JOB:
Copy out every line of the entries below, word for word and in the same order.

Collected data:
──────

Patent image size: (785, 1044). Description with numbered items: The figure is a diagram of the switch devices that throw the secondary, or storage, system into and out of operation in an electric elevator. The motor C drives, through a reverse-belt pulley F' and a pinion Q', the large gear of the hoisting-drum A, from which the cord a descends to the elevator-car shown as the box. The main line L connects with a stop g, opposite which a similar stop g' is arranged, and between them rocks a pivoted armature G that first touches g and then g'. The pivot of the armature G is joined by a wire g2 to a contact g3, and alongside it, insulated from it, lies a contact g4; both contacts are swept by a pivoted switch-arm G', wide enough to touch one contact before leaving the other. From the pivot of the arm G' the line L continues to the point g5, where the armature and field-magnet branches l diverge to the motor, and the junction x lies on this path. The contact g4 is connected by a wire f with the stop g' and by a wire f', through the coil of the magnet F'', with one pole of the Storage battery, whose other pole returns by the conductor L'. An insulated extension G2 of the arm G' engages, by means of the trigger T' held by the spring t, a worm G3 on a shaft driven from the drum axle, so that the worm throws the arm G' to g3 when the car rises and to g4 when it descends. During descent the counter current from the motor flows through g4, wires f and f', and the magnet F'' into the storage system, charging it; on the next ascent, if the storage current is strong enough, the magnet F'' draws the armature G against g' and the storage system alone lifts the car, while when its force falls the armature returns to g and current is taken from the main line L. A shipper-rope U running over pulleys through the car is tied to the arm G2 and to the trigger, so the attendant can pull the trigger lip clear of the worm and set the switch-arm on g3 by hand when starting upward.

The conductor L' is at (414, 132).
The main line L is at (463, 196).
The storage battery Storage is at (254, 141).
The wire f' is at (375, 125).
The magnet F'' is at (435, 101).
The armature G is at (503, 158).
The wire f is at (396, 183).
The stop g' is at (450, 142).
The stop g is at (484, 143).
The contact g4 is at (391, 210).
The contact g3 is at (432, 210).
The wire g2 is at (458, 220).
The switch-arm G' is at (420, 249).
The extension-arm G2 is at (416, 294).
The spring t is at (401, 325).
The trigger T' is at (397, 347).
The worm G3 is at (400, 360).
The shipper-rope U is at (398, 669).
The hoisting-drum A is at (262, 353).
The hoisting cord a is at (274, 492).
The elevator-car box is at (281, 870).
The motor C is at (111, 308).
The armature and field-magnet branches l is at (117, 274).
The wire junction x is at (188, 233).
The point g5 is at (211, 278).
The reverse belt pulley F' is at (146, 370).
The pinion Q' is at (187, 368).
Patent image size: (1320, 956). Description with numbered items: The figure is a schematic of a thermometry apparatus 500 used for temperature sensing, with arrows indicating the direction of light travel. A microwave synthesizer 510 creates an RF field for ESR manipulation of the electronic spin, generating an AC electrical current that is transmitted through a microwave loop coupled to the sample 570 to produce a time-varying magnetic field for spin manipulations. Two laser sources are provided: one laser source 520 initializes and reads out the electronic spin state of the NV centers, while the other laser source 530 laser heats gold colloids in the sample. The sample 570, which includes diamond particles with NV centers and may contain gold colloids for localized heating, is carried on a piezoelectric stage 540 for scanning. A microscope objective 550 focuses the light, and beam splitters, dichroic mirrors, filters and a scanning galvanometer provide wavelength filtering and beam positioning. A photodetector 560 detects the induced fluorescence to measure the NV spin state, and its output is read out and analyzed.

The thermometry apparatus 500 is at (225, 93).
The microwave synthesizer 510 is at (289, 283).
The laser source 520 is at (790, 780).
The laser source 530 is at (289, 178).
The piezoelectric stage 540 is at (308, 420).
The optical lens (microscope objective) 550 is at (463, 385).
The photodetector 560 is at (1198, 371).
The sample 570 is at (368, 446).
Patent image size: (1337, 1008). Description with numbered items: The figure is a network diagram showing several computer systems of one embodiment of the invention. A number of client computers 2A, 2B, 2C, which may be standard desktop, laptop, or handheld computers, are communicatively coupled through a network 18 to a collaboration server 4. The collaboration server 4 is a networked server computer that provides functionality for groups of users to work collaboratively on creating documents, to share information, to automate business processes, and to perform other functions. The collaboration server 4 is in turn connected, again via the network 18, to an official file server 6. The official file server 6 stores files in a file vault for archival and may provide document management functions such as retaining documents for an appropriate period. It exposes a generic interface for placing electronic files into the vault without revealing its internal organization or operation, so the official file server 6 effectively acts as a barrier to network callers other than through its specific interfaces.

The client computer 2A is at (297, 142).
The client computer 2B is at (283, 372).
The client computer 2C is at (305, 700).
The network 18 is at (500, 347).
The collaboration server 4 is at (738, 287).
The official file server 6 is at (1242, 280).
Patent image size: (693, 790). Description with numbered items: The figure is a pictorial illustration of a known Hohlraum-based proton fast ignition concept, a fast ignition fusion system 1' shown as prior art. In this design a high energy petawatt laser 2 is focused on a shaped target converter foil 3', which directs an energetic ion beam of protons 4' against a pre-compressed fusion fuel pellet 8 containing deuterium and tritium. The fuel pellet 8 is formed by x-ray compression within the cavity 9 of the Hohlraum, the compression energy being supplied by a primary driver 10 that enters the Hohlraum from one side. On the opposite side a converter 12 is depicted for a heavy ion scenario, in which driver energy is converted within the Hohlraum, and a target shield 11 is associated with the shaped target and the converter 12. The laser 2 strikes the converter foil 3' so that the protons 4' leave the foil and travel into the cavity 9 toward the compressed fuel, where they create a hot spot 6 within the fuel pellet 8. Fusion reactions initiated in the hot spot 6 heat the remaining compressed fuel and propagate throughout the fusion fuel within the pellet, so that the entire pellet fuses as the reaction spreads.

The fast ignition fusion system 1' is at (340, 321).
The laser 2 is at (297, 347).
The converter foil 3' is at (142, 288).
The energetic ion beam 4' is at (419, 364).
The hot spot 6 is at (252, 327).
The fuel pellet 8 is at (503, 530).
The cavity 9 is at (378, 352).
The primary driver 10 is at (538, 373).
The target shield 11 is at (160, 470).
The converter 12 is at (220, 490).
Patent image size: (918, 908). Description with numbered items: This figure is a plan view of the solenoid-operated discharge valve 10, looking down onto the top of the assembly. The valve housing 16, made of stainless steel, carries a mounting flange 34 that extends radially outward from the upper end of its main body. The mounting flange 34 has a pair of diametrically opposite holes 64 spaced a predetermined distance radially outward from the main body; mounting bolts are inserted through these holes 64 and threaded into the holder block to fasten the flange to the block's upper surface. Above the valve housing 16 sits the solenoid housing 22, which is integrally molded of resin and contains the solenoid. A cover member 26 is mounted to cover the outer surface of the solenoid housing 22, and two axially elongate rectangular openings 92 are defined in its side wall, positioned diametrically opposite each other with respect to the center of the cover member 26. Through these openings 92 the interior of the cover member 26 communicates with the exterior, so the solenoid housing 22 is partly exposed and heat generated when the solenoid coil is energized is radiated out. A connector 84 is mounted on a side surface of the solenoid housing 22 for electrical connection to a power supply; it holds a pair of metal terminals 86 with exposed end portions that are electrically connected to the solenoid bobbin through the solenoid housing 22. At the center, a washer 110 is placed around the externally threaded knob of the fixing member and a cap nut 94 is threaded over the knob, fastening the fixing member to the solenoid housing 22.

──────

FINISHED EXERCISE:
Patent image size: (785, 1044). Description with numbered items: The figure is a diagram of the switch devices that throw the secondary, or storage, system into and out of operation in an electric elevator. The motor C drives, through a reverse-belt pulley F' and a pinion Q', the large gear of the hoisting-drum A, from which the cord a descends to the elevator-car shown as the box. The main line L connects with a stop g, opposite which a similar stop g' is arranged, and between them rocks a pivoted armature G that first touches g and then g'. The pivot of the armature G is joined by a wire g2 to a contact g3, and alongside it, insulated from it, lies a contact g4; both contacts are swept by a pivoted switch-arm G', wide enough to touch one contact before leaving the other. From the pivot of the arm G' the line L continues to the point g5, where the armature and field-magnet branches l diverge to the motor, and the junction x lies on this path. The contact g4 is connected by a wire f with the stop g' and by a wire f', through the coil of the magnet F'', with one pole of the Storage battery, whose other pole returns by the conductor L'. An insulated extension G2 of the arm G' engages, by means of the trigger T' held by the spring t, a worm G3 on a shaft driven from the drum axle, so that the worm throws the arm G' to g3 when the car rises and to g4 when it descends. During descent the counter current from the motor flows through g4, wires f and f', and the magnet F'' into the storage system, charging it; on the next ascent, if the storage current is strong enough, the magnet F'' draws the armature G against g' and the storage system alone lifts the car, while when its force falls the armature returns to g and current is taken from the main line L. A shipper-rope U running over pulleys through the car is tied to the arm G2 and to the trigger, so the attendant can pull the trigger lip clear of the worm and set the switch-arm on g3 by hand when starting upward.

The conductor L' is at (414, 132).
The main line L is at (463, 196).
The storage battery Storage is at (254, 141).
The wire f' is at (375, 125).
The magnet F'' is at (435, 101).
The armature G is at (503, 158).
The wire f is at (396, 183).
The stop g' is at (450, 142).
The stop g is at (484, 143).
The contact g4 is at (391, 210).
The contact g3 is at (432, 210).
The wire g2 is at (458, 220).
The switch-arm G' is at (420, 249).
The extension-arm G2 is at (416, 294).
The spring t is at (401, 325).
The trigger T' is at (397, 347).
The worm G3 is at (400, 360).
The shipper-rope U is at (398, 669).
The hoisting-drum A is at (262, 353).
The hoisting cord a is at (274, 492).
The elevator-car box is at (281, 870).
The motor C is at (111, 308).
The armature and field-magnet branches l is at (117, 274).
The wire junction x is at (188, 233).
The point g5 is at (211, 278).
The reverse belt pulley F' is at (146, 370).
The pinion Q' is at (187, 368).
Patent image size: (1320, 956). Description with numbered items: The figure is a schematic of a thermometry apparatus 500 used for temperature sensing, with arrows indicating the direction of light travel. A microwave synthesizer 510 creates an RF field for ESR manipulation of the electronic spin, generating an AC electrical current that is transmitted through a microwave loop coupled to the sample 570 to produce a time-varying magnetic field for spin manipulations. Two laser sources are provided: one laser source 520 initializes and reads out the electronic spin state of the NV centers, while the other laser source 530 laser heats gold colloids in the sample. The sample 570, which includes diamond particles with NV centers and may contain gold colloids for localized heating, is carried on a piezoelectric stage 540 for scanning. A microscope objective 550 focuses the light, and beam splitters, dichroic mirrors, filters and a scanning galvanometer provide wavelength filtering and beam positioning. A photodetector 560 detects the induced fluorescence to measure the NV spin state, and its output is read out and analyzed.

The thermometry apparatus 500 is at (225, 93).
The microwave synthesizer 510 is at (289, 283).
The laser source 520 is at (790, 780).
The laser source 530 is at (289, 178).
The piezoelectric stage 540 is at (308, 420).
The optical lens (microscope objective) 550 is at (463, 385).
The photodetector 560 is at (1198, 371).
The sample 570 is at (368, 446).
Patent image size: (1337, 1008). Description with numbered items: The figure is a network diagram showing several computer systems of one embodiment of the invention. A number of client computers 2A, 2B, 2C, which may be standard desktop, laptop, or handheld computers, are communicatively coupled through a network 18 to a collaboration server 4. The collaboration server 4 is a networked server computer that provides functionality for groups of users to work collaboratively on creating documents, to share information, to automate business processes, and to perform other functions. The collaboration server 4 is in turn connected, again via the network 18, to an official file server 6. The official file server 6 stores files in a file vault for archival and may provide document management functions such as retaining documents for an appropriate period. It exposes a generic interface for placing electronic files into the vault without revealing its internal organization or operation, so the official file server 6 effectively acts as a barrier to network callers other than through its specific interfaces.

The client computer 2A is at (297, 142).
The client computer 2B is at (283, 372).
The client computer 2C is at (305, 700).
The network 18 is at (500, 347).
The collaboration server 4 is at (738, 287).
The official file server 6 is at (1242, 280).
Patent image size: (693, 790). Description with numbered items: The figure is a pictorial illustration of a known Hohlraum-based proton fast ignition concept, a fast ignition fusion system 1' shown as prior art. In this design a high energy petawatt laser 2 is focused on a shaped target converter foil 3', which directs an energetic ion beam of protons 4' against a pre-compressed fusion fuel pellet 8 containing deuterium and tritium. The fuel pellet 8 is formed by x-ray compression within the cavity 9 of the Hohlraum, the compression energy being supplied by a primary driver 10 that enters the Hohlraum from one side. On the opposite side a converter 12 is depicted for a heavy ion scenario, in which driver energy is converted within the Hohlraum, and a target shield 11 is associated with the shaped target and the converter 12. The laser 2 strikes the converter foil 3' so that the protons 4' leave the foil and travel into the cavity 9 toward the compressed fuel, where they create a hot spot 6 within the fuel pellet 8. Fusion reactions initiated in the hot spot 6 heat the remaining compressed fuel and propagate throughout the fusion fuel within the pellet, so that the entire pellet fuses as the reaction spreads.

The fast ignition fusion system 1' is at (340, 321).
The laser 2 is at (297, 347).
The converter foil 3' is at (142, 288).
The energetic ion beam 4' is at (419, 364).
The hot spot 6 is at (252, 327).
The fuel pellet 8 is at (503, 530).
The cavity 9 is at (378, 352).
The primary driver 10 is at (538, 373).
The target shield 11 is at (160, 470).
The converter 12 is at (220, 490).
Patent image size: (918, 908). Description with numbered items: This figure is a plan view of the solenoid-operated discharge valve 10, looking down onto the top of the assembly. The valve housing 16, made of stainless steel, carries a mounting flange 34 that extends radially outward from the upper end of its main body. The mounting flange 34 has a pair of diametrically opposite holes 64 spaced a predetermined distance radially outward from the main body; mounting bolts are inserted through these holes 64 and threaded into the holder block to fasten the flange to the block's upper surface. Above the valve housing 16 sits the solenoid housing 22, which is integrally molded of resin and contains the solenoid. A cover member 26 is mounted to cover the outer surface of the solenoid housing 22, and two axially elongate rectangular openings 92 are defined in its side wall, positioned diametrically opposite each other with respect to the center of the cover member 26. Through these openings 92 the interior of the cover member 26 communicates with the exterior, so the solenoid housing 22 is partly exposed and heat generated when the solenoid coil is energized is radiated out. A connector 84 is mounted on a side surface of the solenoid housing 22 for electrical connection to a power supply; it holds a pair of metal terminals 86 with exposed end portions that are electrically connected to the solenoid bobbin through the solenoid housing 22. At the center, a washer 110 is placed around the externally threaded knob of the fixing member and a cap nut 94 is threaded over the knob, fastening the fixing member to the solenoid housing 22.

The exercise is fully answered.